EXERCISE DIRECTIONS: Write each line word for word, from the line that contains "Read this page and output its text content." through the last line of the material below.

MATERIAL FOR THIS EXERCISE:
────────────────────

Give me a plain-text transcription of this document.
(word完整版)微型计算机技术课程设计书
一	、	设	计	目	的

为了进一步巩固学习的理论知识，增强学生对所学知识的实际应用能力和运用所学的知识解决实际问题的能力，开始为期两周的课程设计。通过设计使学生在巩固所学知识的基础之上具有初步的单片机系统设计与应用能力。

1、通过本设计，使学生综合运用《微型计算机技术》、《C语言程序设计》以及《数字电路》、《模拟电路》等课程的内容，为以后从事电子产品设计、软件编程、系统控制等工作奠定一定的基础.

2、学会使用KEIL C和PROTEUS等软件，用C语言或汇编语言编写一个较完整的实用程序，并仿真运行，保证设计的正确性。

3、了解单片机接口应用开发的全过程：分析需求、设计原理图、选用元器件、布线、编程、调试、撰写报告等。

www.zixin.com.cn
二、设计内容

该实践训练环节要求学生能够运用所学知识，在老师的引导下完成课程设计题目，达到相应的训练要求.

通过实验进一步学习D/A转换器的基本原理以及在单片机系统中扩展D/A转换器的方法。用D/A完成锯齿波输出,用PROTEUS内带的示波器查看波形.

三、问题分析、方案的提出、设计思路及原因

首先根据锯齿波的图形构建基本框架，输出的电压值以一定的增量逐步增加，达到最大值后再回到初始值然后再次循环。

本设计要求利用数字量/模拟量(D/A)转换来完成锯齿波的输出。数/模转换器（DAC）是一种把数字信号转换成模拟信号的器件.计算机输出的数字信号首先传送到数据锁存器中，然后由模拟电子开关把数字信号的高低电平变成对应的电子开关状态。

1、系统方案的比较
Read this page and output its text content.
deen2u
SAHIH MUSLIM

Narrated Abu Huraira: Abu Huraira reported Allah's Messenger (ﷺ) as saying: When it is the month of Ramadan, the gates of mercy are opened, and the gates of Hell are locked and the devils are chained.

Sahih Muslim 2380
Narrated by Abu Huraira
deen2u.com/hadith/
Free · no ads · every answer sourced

────────────────────

WORKED SOLUTION:
Read this page and output its text content.
deen2u
SAHIH MUSLIM

Narrated Abu Huraira: Abu Huraira reported Allah's Messenger (ﷺ) as saying: When it is the month of Ramadan, the gates of mercy are opened, and the gates of Hell are locked and the devils are chained.

Sahih Muslim 2380
Narrated by Abu Huraira
deen2u.com/hadith/
Free · no ads · every answer sourced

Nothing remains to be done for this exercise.